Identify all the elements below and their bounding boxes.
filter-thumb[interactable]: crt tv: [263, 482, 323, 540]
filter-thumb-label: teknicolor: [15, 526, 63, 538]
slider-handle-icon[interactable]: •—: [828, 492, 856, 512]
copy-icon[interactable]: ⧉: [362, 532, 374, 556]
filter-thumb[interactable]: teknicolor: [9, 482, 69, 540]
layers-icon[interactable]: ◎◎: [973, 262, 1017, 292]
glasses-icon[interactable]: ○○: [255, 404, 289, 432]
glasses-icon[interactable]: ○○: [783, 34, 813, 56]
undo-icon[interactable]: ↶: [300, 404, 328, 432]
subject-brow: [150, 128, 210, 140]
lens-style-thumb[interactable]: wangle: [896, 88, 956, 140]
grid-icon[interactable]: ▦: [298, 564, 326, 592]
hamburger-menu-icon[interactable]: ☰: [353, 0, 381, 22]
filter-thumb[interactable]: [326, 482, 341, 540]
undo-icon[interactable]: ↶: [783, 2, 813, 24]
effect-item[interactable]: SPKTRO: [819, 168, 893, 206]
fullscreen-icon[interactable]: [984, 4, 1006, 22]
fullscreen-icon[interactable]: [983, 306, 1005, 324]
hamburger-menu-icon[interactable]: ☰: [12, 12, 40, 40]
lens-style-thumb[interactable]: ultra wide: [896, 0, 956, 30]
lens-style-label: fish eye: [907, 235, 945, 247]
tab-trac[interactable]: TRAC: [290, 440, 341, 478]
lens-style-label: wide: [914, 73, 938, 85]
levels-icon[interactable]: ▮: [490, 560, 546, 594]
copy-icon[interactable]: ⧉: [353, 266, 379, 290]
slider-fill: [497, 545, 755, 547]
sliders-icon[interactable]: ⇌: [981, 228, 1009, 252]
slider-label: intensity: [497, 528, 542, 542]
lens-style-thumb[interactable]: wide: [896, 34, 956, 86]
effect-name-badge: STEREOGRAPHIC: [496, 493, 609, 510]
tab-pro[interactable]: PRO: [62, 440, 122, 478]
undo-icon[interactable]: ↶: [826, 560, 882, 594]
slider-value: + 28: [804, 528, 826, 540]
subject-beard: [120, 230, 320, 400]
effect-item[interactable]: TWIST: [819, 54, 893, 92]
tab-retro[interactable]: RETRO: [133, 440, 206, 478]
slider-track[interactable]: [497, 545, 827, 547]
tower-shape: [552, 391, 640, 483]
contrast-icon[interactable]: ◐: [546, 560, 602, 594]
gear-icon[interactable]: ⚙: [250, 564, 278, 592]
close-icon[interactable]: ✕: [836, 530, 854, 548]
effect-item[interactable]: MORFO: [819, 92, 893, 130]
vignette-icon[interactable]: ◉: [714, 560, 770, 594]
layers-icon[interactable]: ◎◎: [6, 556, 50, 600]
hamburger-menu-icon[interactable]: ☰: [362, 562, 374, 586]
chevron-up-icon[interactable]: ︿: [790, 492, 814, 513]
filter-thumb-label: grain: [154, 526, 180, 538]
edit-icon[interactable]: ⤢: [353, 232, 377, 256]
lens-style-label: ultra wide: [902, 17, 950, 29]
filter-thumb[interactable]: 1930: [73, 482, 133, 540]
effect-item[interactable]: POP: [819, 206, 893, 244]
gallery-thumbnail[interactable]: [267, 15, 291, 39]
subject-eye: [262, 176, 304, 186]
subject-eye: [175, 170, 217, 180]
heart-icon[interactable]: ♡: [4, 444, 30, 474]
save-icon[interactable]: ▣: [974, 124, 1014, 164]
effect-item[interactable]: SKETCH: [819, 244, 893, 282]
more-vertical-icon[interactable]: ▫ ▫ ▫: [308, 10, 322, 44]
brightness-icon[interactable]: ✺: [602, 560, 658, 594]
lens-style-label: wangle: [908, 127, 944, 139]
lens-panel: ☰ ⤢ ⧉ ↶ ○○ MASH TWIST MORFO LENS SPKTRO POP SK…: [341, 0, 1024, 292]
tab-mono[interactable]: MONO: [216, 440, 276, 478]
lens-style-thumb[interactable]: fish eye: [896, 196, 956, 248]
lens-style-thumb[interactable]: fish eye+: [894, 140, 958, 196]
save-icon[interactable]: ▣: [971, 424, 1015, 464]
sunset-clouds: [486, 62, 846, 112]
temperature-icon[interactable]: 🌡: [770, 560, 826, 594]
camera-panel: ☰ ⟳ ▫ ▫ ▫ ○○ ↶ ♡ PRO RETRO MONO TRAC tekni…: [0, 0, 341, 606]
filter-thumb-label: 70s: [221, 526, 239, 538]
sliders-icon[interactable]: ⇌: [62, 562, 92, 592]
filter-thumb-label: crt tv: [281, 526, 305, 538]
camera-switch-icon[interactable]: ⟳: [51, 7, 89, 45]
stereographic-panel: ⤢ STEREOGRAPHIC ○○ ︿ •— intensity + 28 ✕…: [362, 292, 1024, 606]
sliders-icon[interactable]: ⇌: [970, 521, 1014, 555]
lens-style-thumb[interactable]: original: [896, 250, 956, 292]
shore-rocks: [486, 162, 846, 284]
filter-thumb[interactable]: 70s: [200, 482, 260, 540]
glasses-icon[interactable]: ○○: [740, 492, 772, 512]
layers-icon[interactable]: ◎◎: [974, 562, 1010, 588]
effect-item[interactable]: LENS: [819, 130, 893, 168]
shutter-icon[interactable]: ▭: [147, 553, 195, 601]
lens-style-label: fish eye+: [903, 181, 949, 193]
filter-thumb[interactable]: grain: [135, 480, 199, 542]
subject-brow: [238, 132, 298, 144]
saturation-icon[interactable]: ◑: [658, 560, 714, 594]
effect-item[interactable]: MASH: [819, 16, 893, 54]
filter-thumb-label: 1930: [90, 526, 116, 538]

* Work required
Can you format these lines as a numbered list, with all blank lines left out?

* Complete response
1. Identify all the elements below and their bounding boxes.
2. filter-thumb[interactable]: crt tv: [263, 482, 323, 540]
3. filter-thumb-label: teknicolor: [15, 526, 63, 538]
4. slider-handle-icon[interactable]: •—: [828, 492, 856, 512]
5. copy-icon[interactable]: ⧉: [362, 532, 374, 556]
6. filter-thumb[interactable]: teknicolor: [9, 482, 69, 540]
7. layers-icon[interactable]: ◎◎: [973, 262, 1017, 292]
8. glasses-icon[interactable]: ○○: [255, 404, 289, 432]
9. glasses-icon[interactable]: ○○: [783, 34, 813, 56]
10. undo-icon[interactable]: ↶: [300, 404, 328, 432]
11. subject-brow: [150, 128, 210, 140]
12. lens-style-thumb[interactable]: wangle: [896, 88, 956, 140]
13. grid-icon[interactable]: ▦: [298, 564, 326, 592]
14. hamburger-menu-icon[interactable]: ☰: [353, 0, 381, 22]
15. filter-thumb[interactable]: [326, 482, 341, 540]
16. undo-icon[interactable]: ↶: [783, 2, 813, 24]
17. effect-item[interactable]: SPKTRO: [819, 168, 893, 206]
18. fullscreen-icon[interactable]: [984, 4, 1006, 22]
19. fullscreen-icon[interactable]: [983, 306, 1005, 324]
20. hamburger-menu-icon[interactable]: ☰: [12, 12, 40, 40]
21. lens-style-thumb[interactable]: ultra wide: [896, 0, 956, 30]
22. lens-style-label: fish eye: [907, 235, 945, 247]
23. tab-trac[interactable]: TRAC: [290, 440, 341, 478]
24. lens-style-label: wide: [914, 73, 938, 85]
25. levels-icon[interactable]: ▮: [490, 560, 546, 594]
26. copy-icon[interactable]: ⧉: [353, 266, 379, 290]
27. slider-fill: [497, 545, 755, 547]
28. sliders-icon[interactable]: ⇌: [981, 228, 1009, 252]
29. slider-label: intensity: [497, 528, 542, 542]
30. lens-style-thumb[interactable]: wide: [896, 34, 956, 86]
31. effect-name-badge: STEREOGRAPHIC: [496, 493, 609, 510]
32. tab-pro[interactable]: PRO: [62, 440, 122, 478]
33. undo-icon[interactable]: ↶: [826, 560, 882, 594]
34. slider-value: + 28: [804, 528, 826, 540]
35. subject-beard: [120, 230, 320, 400]
36. effect-item[interactable]: TWIST: [819, 54, 893, 92]
37. tab-retro[interactable]: RETRO: [133, 440, 206, 478]
38. slider-track[interactable]: [497, 545, 827, 547]
39. tower-shape: [552, 391, 640, 483]
40. contrast-icon[interactable]: ◐: [546, 560, 602, 594]
41. gear-icon[interactable]: ⚙: [250, 564, 278, 592]
42. close-icon[interactable]: ✕: [836, 530, 854, 548]
43. effect-item[interactable]: MORFO: [819, 92, 893, 130]
44. vignette-icon[interactable]: ◉: [714, 560, 770, 594]
45. layers-icon[interactable]: ◎◎: [6, 556, 50, 600]
46. hamburger-menu-icon[interactable]: ☰: [362, 562, 374, 586]
47. chevron-up-icon[interactable]: ︿: [790, 492, 814, 513]
48. filter-thumb-label: grain: [154, 526, 180, 538]
49. edit-icon[interactable]: ⤢: [353, 232, 377, 256]
50. lens-style-label: ultra wide: [902, 17, 950, 29]
51. filter-thumb[interactable]: 1930: [73, 482, 133, 540]
52. effect-item[interactable]: POP: [819, 206, 893, 244]
53. gallery-thumbnail[interactable]: [267, 15, 291, 39]
54. subject-eye: [262, 176, 304, 186]
55. subject-eye: [175, 170, 217, 180]
56. heart-icon[interactable]: ♡: [4, 444, 30, 474]
57. save-icon[interactable]: ▣: [974, 124, 1014, 164]
58. effect-item[interactable]: SKETCH: [819, 244, 893, 282]
59. more-vertical-icon[interactable]: ▫ ▫ ▫: [308, 10, 322, 44]
60. brightness-icon[interactable]: ✺: [602, 560, 658, 594]
61. lens-style-label: wangle: [908, 127, 944, 139]
62. lens-panel: ☰ ⤢ ⧉ ↶ ○○ MASH TWIST MORFO LENS SPKTRO POP SK…: [341, 0, 1024, 292]
63. tab-mono[interactable]: MONO: [216, 440, 276, 478]
64. lens-style-thumb[interactable]: fish eye: [896, 196, 956, 248]
65. lens-style-thumb[interactable]: fish eye+: [894, 140, 958, 196]
66. save-icon[interactable]: ▣: [971, 424, 1015, 464]
67. sunset-clouds: [486, 62, 846, 112]
68. temperature-icon[interactable]: 🌡: [770, 560, 826, 594]
69. camera-panel: ☰ ⟳ ▫ ▫ ▫ ○○ ↶ ♡ PRO RETRO MONO TRAC tekni…: [0, 0, 341, 606]
70. filter-thumb-label: 70s: [221, 526, 239, 538]
71. sliders-icon[interactable]: ⇌: [62, 562, 92, 592]
72. filter-thumb-label: crt tv: [281, 526, 305, 538]
73. camera-switch-icon[interactable]: ⟳: [51, 7, 89, 45]
74. stereographic-panel: ⤢ STEREOGRAPHIC ○○ ︿ •— intensity + 28 ✕…: [362, 292, 1024, 606]
75. sliders-icon[interactable]: ⇌: [970, 521, 1014, 555]
76. lens-style-thumb[interactable]: original: [896, 250, 956, 292]
77. shore-rocks: [486, 162, 846, 284]
78. filter-thumb[interactable]: 70s: [200, 482, 260, 540]
79. glasses-icon[interactable]: ○○: [740, 492, 772, 512]
80. layers-icon[interactable]: ◎◎: [974, 562, 1010, 588]
81. effect-item[interactable]: LENS: [819, 130, 893, 168]
82. shutter-icon[interactable]: ▭: [147, 553, 195, 601]
83. lens-style-label: fish eye+: [903, 181, 949, 193]
84. filter-thumb[interactable]: grain: [135, 480, 199, 542]
85. subject-brow: [238, 132, 298, 144]
86. saturation-icon[interactable]: ◑: [658, 560, 714, 594]
87. effect-item[interactable]: MASH: [819, 16, 893, 54]
88. filter-thumb-label: 1930: [90, 526, 116, 538]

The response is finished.